>>>>
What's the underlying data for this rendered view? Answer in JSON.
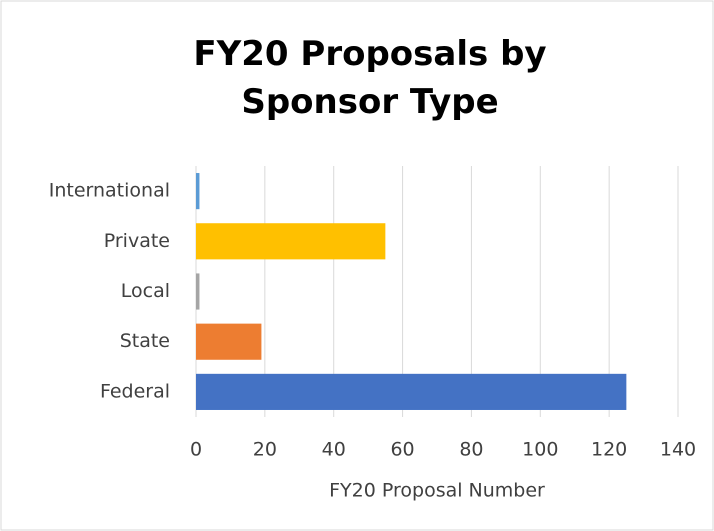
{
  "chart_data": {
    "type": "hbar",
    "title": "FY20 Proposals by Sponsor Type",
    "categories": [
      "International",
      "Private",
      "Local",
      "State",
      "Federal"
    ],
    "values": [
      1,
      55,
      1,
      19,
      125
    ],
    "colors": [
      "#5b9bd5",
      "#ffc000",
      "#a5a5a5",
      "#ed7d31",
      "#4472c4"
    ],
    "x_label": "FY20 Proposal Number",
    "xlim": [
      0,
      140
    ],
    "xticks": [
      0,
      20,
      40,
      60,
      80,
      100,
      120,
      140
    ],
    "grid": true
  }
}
<<<<
* _Task details_
Give the entries again word for word, but skip the pictures.

* _Task solution_
What's the underlying data for this rendered view? Answer in JSON.
{
  "chart_data": {
    "type": "hbar",
    "title": "FY20 Proposals by Sponsor Type",
    "categories": [
      "International",
      "Private",
      "Local",
      "State",
      "Federal"
    ],
    "values": [
      1,
      55,
      1,
      19,
      125
    ],
    "colors": [
      "#5b9bd5",
      "#ffc000",
      "#a5a5a5",
      "#ed7d31",
      "#4472c4"
    ],
    "x_label": "FY20 Proposal Number",
    "xlim": [
      0,
      140
    ],
    "xticks": [
      0,
      20,
      40,
      60,
      80,
      100,
      120,
      140
    ],
    "grid": true
  }
}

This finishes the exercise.